Data records
━━━━━━━━━━━━━━━━
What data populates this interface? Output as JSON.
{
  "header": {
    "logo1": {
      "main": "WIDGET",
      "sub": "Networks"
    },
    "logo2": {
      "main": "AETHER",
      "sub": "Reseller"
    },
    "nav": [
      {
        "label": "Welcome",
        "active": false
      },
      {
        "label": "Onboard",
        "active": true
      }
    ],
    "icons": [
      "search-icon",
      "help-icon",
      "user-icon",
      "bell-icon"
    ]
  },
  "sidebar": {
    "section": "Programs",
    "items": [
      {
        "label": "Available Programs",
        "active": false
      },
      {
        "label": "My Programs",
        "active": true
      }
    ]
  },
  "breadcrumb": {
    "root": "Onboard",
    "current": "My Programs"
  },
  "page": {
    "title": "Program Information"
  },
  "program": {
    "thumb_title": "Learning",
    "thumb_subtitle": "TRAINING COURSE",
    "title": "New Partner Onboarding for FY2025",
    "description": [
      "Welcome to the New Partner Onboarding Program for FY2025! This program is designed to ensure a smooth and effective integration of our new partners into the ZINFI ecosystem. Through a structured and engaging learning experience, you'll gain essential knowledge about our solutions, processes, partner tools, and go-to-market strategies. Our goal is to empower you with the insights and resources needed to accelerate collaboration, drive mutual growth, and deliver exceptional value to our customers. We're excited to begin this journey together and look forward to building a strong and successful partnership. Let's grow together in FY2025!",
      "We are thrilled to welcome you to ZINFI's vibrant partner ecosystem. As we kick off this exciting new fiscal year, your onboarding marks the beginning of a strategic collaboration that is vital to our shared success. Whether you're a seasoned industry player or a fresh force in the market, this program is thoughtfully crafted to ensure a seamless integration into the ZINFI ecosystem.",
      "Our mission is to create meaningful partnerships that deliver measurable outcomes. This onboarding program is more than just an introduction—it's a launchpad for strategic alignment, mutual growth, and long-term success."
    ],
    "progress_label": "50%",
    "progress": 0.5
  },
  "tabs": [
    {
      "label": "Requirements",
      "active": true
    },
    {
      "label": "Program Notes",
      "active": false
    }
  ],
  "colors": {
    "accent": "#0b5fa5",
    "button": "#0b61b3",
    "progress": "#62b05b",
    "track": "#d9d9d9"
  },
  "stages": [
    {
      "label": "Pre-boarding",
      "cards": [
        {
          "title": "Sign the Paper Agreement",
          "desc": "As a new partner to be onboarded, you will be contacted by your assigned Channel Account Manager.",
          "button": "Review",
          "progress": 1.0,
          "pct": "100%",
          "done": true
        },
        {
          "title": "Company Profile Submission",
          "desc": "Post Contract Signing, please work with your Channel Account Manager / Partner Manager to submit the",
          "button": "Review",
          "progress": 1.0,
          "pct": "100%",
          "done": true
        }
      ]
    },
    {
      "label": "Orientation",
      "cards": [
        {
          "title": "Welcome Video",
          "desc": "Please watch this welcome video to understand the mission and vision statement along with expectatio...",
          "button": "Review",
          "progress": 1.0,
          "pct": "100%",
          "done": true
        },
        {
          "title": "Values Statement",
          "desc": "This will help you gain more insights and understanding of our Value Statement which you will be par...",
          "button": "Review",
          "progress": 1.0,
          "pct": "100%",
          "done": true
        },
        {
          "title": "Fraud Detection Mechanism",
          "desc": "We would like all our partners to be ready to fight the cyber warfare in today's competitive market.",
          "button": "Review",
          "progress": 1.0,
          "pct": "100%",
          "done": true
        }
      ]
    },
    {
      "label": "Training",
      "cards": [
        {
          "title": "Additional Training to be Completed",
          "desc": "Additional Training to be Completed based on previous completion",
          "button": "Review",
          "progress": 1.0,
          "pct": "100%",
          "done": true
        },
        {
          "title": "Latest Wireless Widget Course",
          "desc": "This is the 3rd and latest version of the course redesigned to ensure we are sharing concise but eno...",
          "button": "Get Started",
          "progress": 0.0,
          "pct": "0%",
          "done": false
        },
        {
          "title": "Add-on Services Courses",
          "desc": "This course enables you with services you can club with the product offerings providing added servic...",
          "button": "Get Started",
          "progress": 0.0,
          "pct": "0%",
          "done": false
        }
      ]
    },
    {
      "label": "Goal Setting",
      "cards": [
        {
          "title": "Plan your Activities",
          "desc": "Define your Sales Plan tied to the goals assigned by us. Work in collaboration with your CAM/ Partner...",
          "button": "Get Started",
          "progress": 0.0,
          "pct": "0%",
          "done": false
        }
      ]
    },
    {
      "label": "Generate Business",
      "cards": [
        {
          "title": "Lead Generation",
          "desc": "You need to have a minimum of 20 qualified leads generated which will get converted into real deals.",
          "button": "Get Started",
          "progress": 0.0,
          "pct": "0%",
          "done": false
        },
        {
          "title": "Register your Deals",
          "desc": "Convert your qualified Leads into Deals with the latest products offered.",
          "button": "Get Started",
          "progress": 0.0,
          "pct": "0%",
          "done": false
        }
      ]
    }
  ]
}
━━━━━━━━━━━━━━━━
* _TO BE DONE_: Look over the listing. Pull out every line with the string "market" in it.

* _EXERCISE OUTPUT_:
      "Welcome to the New Partner Onboarding Program for FY2025! This program is designed to ensure a smooth and effective integration of our new partners into the ZINFI ecosystem. Through a structured and engaging learning experience, you'll gain essential knowledge about our solutions, processes, partner tools, and go-to-market strategies. Our goal is to empower you with the insights and resources needed to accelerate collaboration, drive mutual growth, and deliver exceptional value to our customers. We're excited to begin this journey together and look forward to building a strong and successful partnership. Let's grow together in FY2025!",
      "We are thrilled to welcome you to ZINFI's vibrant partner ecosystem. As we kick off this exciting new fiscal year, your onboarding marks the beginning of a strategic collaboration that is vital to our shared success. Whether you're a seasoned industry player or a fresh force in the market, this program is thoughtfully crafted to ensure a seamless integration into the ZINFI ecosystem.",
          "desc": "We would like all our partners to be ready to fight the cyber warfare in today's competitive market.",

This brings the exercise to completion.